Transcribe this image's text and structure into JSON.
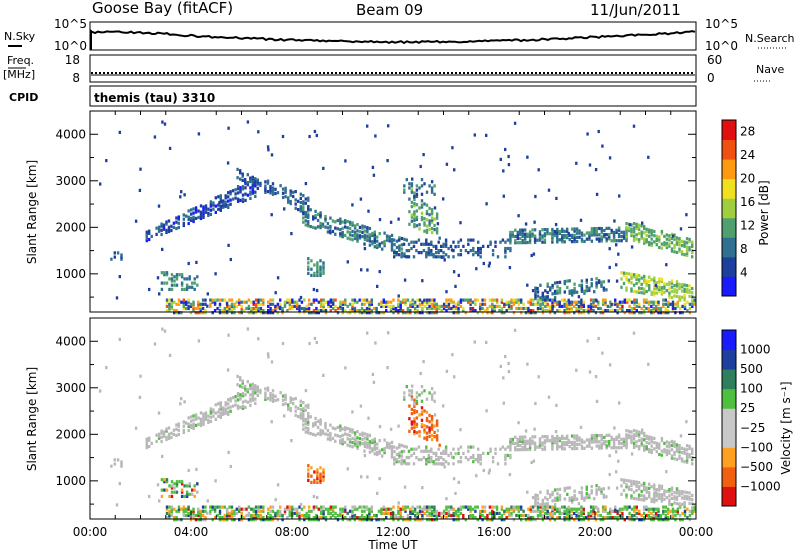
{
  "header": {
    "station": "Goose Bay (fitACF)",
    "beam": "Beam 09",
    "date": "11/Jun/2011"
  },
  "strips": {
    "nsky_label": "N.Sky",
    "nsky_ticks": [
      "10^5",
      "10^0"
    ],
    "nsearch_label": "N.Search",
    "nsearch_ticks": [
      "10^5",
      "10^0"
    ],
    "freq_label_1": "Freq.",
    "freq_label_2": "[MHz]",
    "freq_ticks": [
      "18",
      "8"
    ],
    "nave_label": "Nave",
    "nave_ticks": [
      "60",
      "0"
    ],
    "cpid_label": "CPID",
    "cpid_text": "themis (tau) 3310"
  },
  "colors": {
    "power_scale": [
      "#1a1aff",
      "#1f3f9f",
      "#2f6f8f",
      "#4f9f6f",
      "#9fcf3f",
      "#f0e020",
      "#ff9a10",
      "#f05010",
      "#e01010"
    ],
    "velocity_scale": [
      "#1a1aff",
      "#1f3f9f",
      "#2f7f5f",
      "#4fbf3f",
      "#c8c8c8",
      "#c8c8c8",
      "#ffa020",
      "#f06010",
      "#e01010"
    ],
    "ground_scatter": "#b8b8b8"
  },
  "chart_data": [
    {
      "type": "heatmap",
      "name": "power",
      "ylabel": "Slant Range [km]",
      "ylim": [
        180,
        4500
      ],
      "xlim_hours": [
        0,
        24
      ],
      "yticks": [
        1000,
        2000,
        3000,
        4000
      ],
      "colorbar_label": "Power [dB]",
      "colorbar_ticks": [
        "4",
        "8",
        "12",
        "16",
        "20",
        "24",
        "28"
      ],
      "colorbar_range": [
        0,
        30
      ]
    },
    {
      "type": "heatmap",
      "name": "velocity",
      "ylabel": "Slant Range [km]",
      "ylim": [
        180,
        4500
      ],
      "xlim_hours": [
        0,
        24
      ],
      "yticks": [
        1000,
        2000,
        3000,
        4000
      ],
      "colorbar_label": "Velocity [m s⁻¹]",
      "colorbar_ticks": [
        "1000",
        "500",
        "100",
        "25",
        "−25",
        "−100",
        "−500",
        "−1000"
      ],
      "xlabel": "Time UT",
      "xtick_labels": [
        "00:00",
        "04:00",
        "08:00",
        "12:00",
        "16:00",
        "20:00",
        "00:00"
      ]
    }
  ]
}
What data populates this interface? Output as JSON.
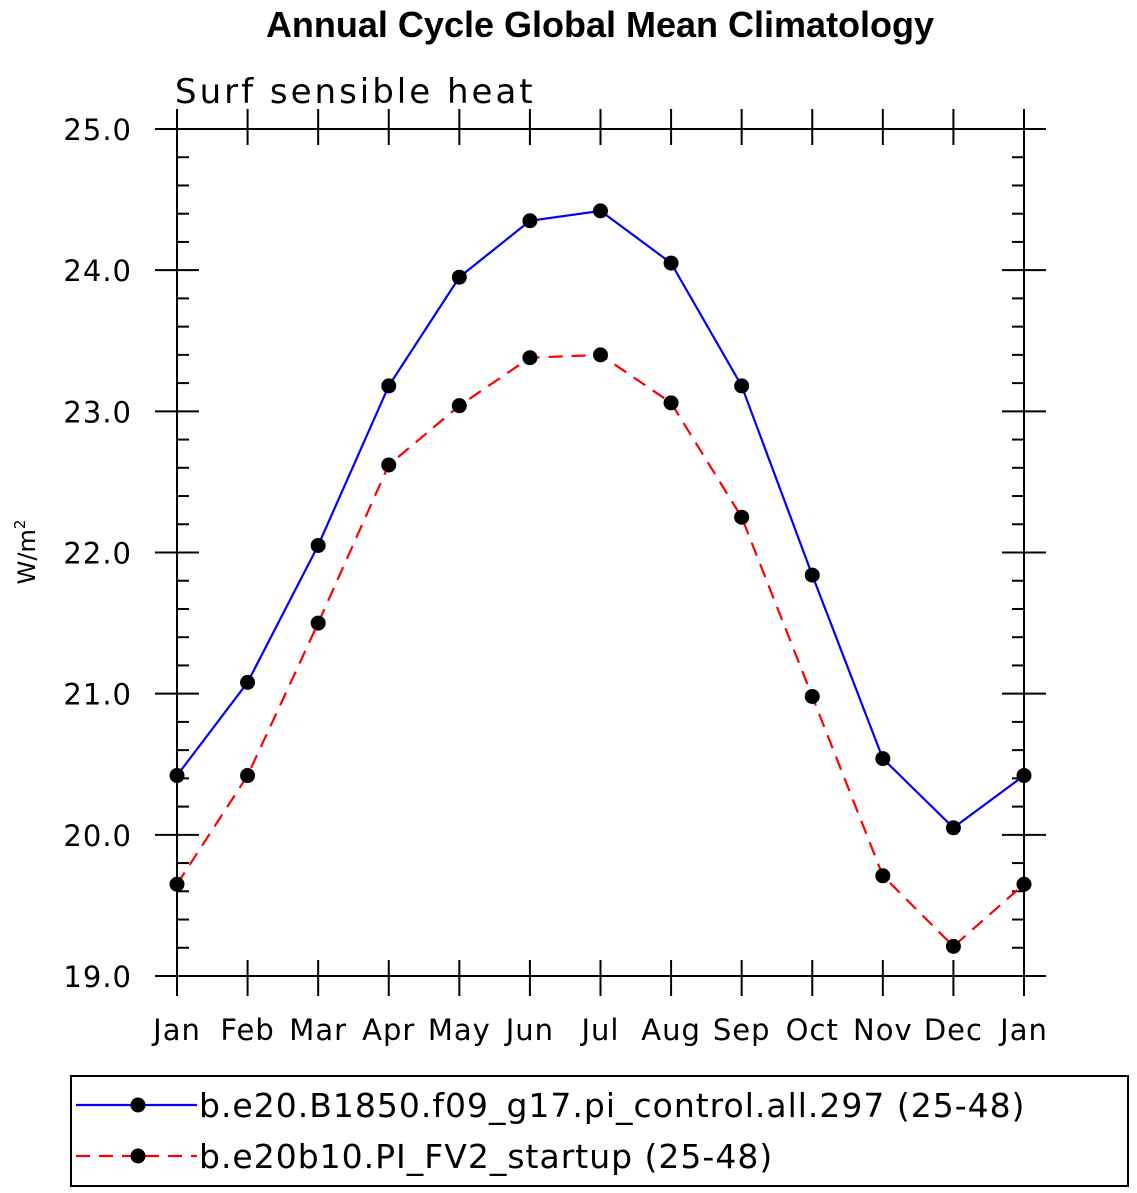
{
  "chart_data": {
    "type": "line",
    "title": "Annual Cycle Global Mean Climatology",
    "subtitle": "Surf sensible heat",
    "xlabel": "",
    "ylabel": "W/m",
    "ylabel_superscript": "2",
    "categories": [
      "Jan",
      "Feb",
      "Mar",
      "Apr",
      "May",
      "Jun",
      "Jul",
      "Aug",
      "Sep",
      "Oct",
      "Nov",
      "Dec",
      "Jan"
    ],
    "ylim": [
      19.0,
      25.0
    ],
    "yticks": [
      "19.0",
      "20.0",
      "21.0",
      "22.0",
      "23.0",
      "24.0",
      "25.0"
    ],
    "series": [
      {
        "name": "b.e20.B1850.f09_g17.pi_control.all.297 (25-48)",
        "color": "#0000ff",
        "dash": "solid",
        "marker": "circle",
        "values": [
          20.42,
          21.08,
          22.05,
          23.18,
          23.95,
          24.35,
          24.42,
          24.05,
          23.18,
          21.84,
          20.54,
          20.05,
          20.42
        ]
      },
      {
        "name": "b.e20b10.PI_FV2_startup (25-48)",
        "color": "#ff0000",
        "dash": "dashed",
        "marker": "circle",
        "values": [
          19.65,
          20.42,
          21.5,
          22.62,
          23.04,
          23.38,
          23.4,
          23.06,
          22.25,
          20.98,
          19.71,
          19.21,
          19.65
        ]
      }
    ],
    "legend_position": "bottom",
    "grid": false
  }
}
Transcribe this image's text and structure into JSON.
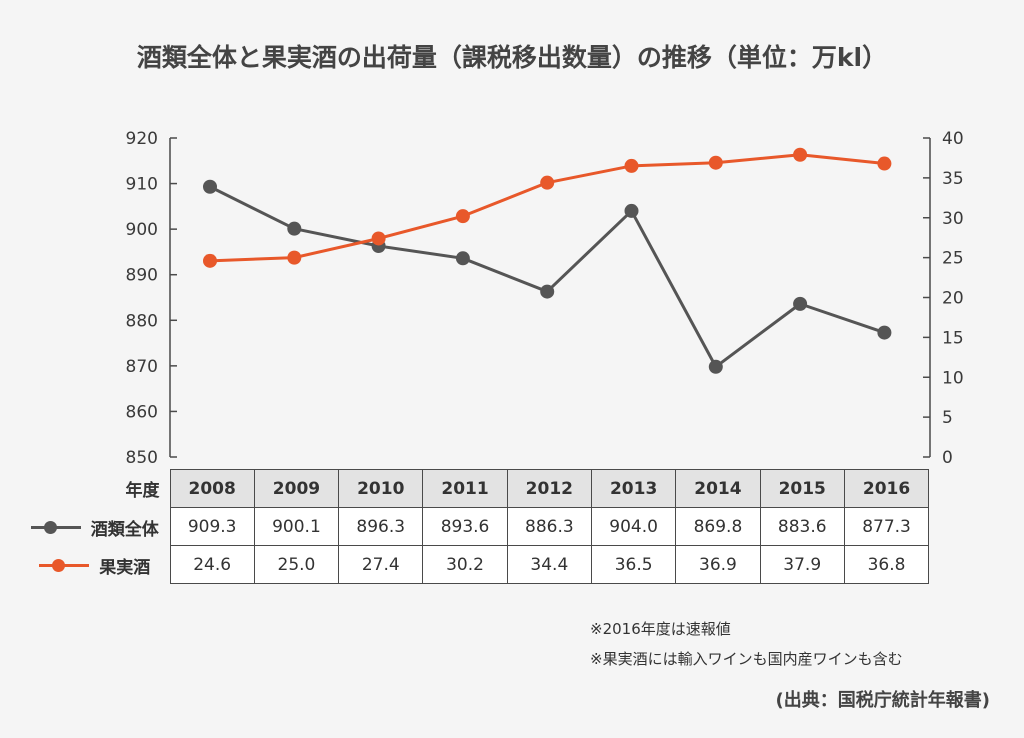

○ ○ ○ ○ ○ ○ ○

**Written problem**. Above are the records; reproduce them exactly and leave out the pictures.

**Output for this task**.
Transcribe this image's text and structure into JSON.
{
  "header": {
    "station": "Goose Bay (fitACF)",
    "beam": "Beam 09",
    "date": "11/Jun/2011"
  },
  "strips": {
    "nsky_label": "N.Sky",
    "nsky_ticks": [
      "10^5",
      "10^0"
    ],
    "nsearch_label": "N.Search",
    "nsearch_ticks": [
      "10^5",
      "10^0"
    ],
    "freq_label_1": "Freq.",
    "freq_label_2": "[MHz]",
    "freq_ticks": [
      "18",
      "8"
    ],
    "nave_label": "Nave",
    "nave_ticks": [
      "60",
      "0"
    ],
    "cpid_label": "CPID",
    "cpid_text": "themis (tau) 3310"
  },
  "colors": {
    "power_scale": [
      "#1a1aff",
      "#1f3f9f",
      "#2f6f8f",
      "#4f9f6f",
      "#9fcf3f",
      "#f0e020",
      "#ff9a10",
      "#f05010",
      "#e01010"
    ],
    "velocity_scale": [
      "#1a1aff",
      "#1f3f9f",
      "#2f7f5f",
      "#4fbf3f",
      "#c8c8c8",
      "#c8c8c8",
      "#ffa020",
      "#f06010",
      "#e01010"
    ],
    "ground_scatter": "#b8b8b8"
  },
  "chart_data": [
    {
      "type": "heatmap",
      "name": "power",
      "ylabel": "Slant Range [km]",
      "ylim": [
        180,
        4500
      ],
      "xlim_hours": [
        0,
        24
      ],
      "yticks": [
        1000,
        2000,
        3000,
        4000
      ],
      "colorbar_label": "Power [dB]",
      "colorbar_ticks": [
        "4",
        "8",
        "12",
        "16",
        "20",
        "24",
        "28"
      ],
      "colorbar_range": [
        0,
        30
      ]
    },
    {
      "type": "heatmap",
      "name": "velocity",
      "ylabel": "Slant Range [km]",
      "ylim": [
        180,
        4500
      ],
      "xlim_hours": [
        0,
        24
      ],
      "yticks": [
        1000,
        2000,
        3000,
        4000
      ],
      "colorbar_label": "Velocity [m s⁻¹]",
      "colorbar_ticks": [
        "1000",
        "500",
        "100",
        "25",
        "−25",
        "−100",
        "−500",
        "−1000"
      ],
      "xlabel": "Time UT",
      "xtick_labels": [
        "00:00",
        "04:00",
        "08:00",
        "12:00",
        "16:00",
        "20:00",
        "00:00"
      ]
    }
  ]
}
What data populates this interface? Output as JSON.
{
  "chart_data": {
    "type": "line",
    "title": "Annual Cycle Global Mean Climatology",
    "subtitle": "Surf sensible heat",
    "xlabel": "",
    "ylabel": "W/m",
    "ylabel_superscript": "2",
    "categories": [
      "Jan",
      "Feb",
      "Mar",
      "Apr",
      "May",
      "Jun",
      "Jul",
      "Aug",
      "Sep",
      "Oct",
      "Nov",
      "Dec",
      "Jan"
    ],
    "ylim": [
      19.0,
      25.0
    ],
    "yticks": [
      "19.0",
      "20.0",
      "21.0",
      "22.0",
      "23.0",
      "24.0",
      "25.0"
    ],
    "series": [
      {
        "name": "b.e20.B1850.f09_g17.pi_control.all.297 (25-48)",
        "color": "#0000ff",
        "dash": "solid",
        "marker": "circle",
        "values": [
          20.42,
          21.08,
          22.05,
          23.18,
          23.95,
          24.35,
          24.42,
          24.05,
          23.18,
          21.84,
          20.54,
          20.05,
          20.42
        ]
      },
      {
        "name": "b.e20b10.PI_FV2_startup (25-48)",
        "color": "#ff0000",
        "dash": "dashed",
        "marker": "circle",
        "values": [
          19.65,
          20.42,
          21.5,
          22.62,
          23.04,
          23.38,
          23.4,
          23.06,
          22.25,
          20.98,
          19.71,
          19.21,
          19.65
        ]
      }
    ],
    "legend_position": "bottom",
    "grid": false
  }
}
Transcribe this image's text and structure into JSON.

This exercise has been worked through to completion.